**Given exercise**
Each record is to be transcribed exactly.

**Dataset entries on figures**
----------

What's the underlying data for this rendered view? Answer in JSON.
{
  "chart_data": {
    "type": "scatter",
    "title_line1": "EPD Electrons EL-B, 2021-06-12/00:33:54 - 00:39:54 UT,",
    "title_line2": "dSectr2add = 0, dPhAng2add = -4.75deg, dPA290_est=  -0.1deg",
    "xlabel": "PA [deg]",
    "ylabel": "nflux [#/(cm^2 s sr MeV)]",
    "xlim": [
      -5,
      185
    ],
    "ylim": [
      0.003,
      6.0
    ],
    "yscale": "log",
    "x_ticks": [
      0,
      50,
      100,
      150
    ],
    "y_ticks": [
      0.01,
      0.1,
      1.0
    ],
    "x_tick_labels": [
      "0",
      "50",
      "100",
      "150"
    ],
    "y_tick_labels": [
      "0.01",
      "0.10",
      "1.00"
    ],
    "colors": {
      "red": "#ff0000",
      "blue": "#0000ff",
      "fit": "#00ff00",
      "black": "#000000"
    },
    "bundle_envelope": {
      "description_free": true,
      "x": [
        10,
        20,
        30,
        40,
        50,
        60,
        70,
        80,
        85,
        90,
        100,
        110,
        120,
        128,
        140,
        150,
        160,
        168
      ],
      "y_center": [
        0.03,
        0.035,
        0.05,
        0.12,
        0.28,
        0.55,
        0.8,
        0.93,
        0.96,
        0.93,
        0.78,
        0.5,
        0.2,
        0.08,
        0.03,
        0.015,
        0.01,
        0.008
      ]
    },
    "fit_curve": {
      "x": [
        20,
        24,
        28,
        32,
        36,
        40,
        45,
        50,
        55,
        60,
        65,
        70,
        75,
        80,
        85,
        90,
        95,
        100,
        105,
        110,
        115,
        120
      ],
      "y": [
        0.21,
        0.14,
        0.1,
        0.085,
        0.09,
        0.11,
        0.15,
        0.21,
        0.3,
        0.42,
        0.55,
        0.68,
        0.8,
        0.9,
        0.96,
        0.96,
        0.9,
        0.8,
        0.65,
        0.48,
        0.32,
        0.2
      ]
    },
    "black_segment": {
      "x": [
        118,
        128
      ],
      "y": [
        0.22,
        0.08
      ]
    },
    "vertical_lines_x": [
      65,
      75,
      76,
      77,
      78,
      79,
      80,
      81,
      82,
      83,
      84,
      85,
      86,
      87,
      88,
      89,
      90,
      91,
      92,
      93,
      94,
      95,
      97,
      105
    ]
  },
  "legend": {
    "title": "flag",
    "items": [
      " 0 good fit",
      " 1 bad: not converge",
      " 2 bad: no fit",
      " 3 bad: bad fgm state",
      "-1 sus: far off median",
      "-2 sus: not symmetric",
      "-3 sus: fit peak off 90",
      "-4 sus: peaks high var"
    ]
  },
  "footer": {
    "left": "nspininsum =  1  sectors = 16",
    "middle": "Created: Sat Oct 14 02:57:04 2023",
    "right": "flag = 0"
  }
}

----------

**Exercise result**
What's the underlying data for this rendered view? Answer in JSON.
{
  "chart_data": {
    "type": "scatter",
    "title_line1": "EPD Electrons EL-B, 2021-06-12/00:33:54 - 00:39:54 UT,",
    "title_line2": "dSectr2add = 0, dPhAng2add = -4.75deg, dPA290_est=  -0.1deg",
    "xlabel": "PA [deg]",
    "ylabel": "nflux [#/(cm^2 s sr MeV)]",
    "xlim": [
      -5,
      185
    ],
    "ylim": [
      0.003,
      6.0
    ],
    "yscale": "log",
    "x_ticks": [
      0,
      50,
      100,
      150
    ],
    "y_ticks": [
      0.01,
      0.1,
      1.0
    ],
    "x_tick_labels": [
      "0",
      "50",
      "100",
      "150"
    ],
    "y_tick_labels": [
      "0.01",
      "0.10",
      "1.00"
    ],
    "colors": {
      "red": "#ff0000",
      "blue": "#0000ff",
      "fit": "#00ff00",
      "black": "#000000"
    },
    "bundle_envelope": {
      "description_free": true,
      "x": [
        10,
        20,
        30,
        40,
        50,
        60,
        70,
        80,
        85,
        90,
        100,
        110,
        120,
        128,
        140,
        150,
        160,
        168
      ],
      "y_center": [
        0.03,
        0.035,
        0.05,
        0.12,
        0.28,
        0.55,
        0.8,
        0.93,
        0.96,
        0.93,
        0.78,
        0.5,
        0.2,
        0.08,
        0.03,
        0.015,
        0.01,
        0.008
      ]
    },
    "fit_curve": {
      "x": [
        20,
        24,
        28,
        32,
        36,
        40,
        45,
        50,
        55,
        60,
        65,
        70,
        75,
        80,
        85,
        90,
        95,
        100,
        105,
        110,
        115,
        120
      ],
      "y": [
        0.21,
        0.14,
        0.1,
        0.085,
        0.09,
        0.11,
        0.15,
        0.21,
        0.3,
        0.42,
        0.55,
        0.68,
        0.8,
        0.9,
        0.96,
        0.96,
        0.9,
        0.8,
        0.65,
        0.48,
        0.32,
        0.2
      ]
    },
    "black_segment": {
      "x": [
        118,
        128
      ],
      "y": [
        0.22,
        0.08
      ]
    },
    "vertical_lines_x": [
      65,
      75,
      76,
      77,
      78,
      79,
      80,
      81,
      82,
      83,
      84,
      85,
      86,
      87,
      88,
      89,
      90,
      91,
      92,
      93,
      94,
      95,
      97,
      105
    ]
  },
  "legend": {
    "title": "flag",
    "items": [
      " 0 good fit",
      " 1 bad: not converge",
      " 2 bad: no fit",
      " 3 bad: bad fgm state",
      "-1 sus: far off median",
      "-2 sus: not symmetric",
      "-3 sus: fit peak off 90",
      "-4 sus: peaks high var"
    ]
  },
  "footer": {
    "left": "nspininsum =  1  sectors = 16",
    "middle": "Created: Sat Oct 14 02:57:04 2023",
    "right": "flag = 0"
  }
}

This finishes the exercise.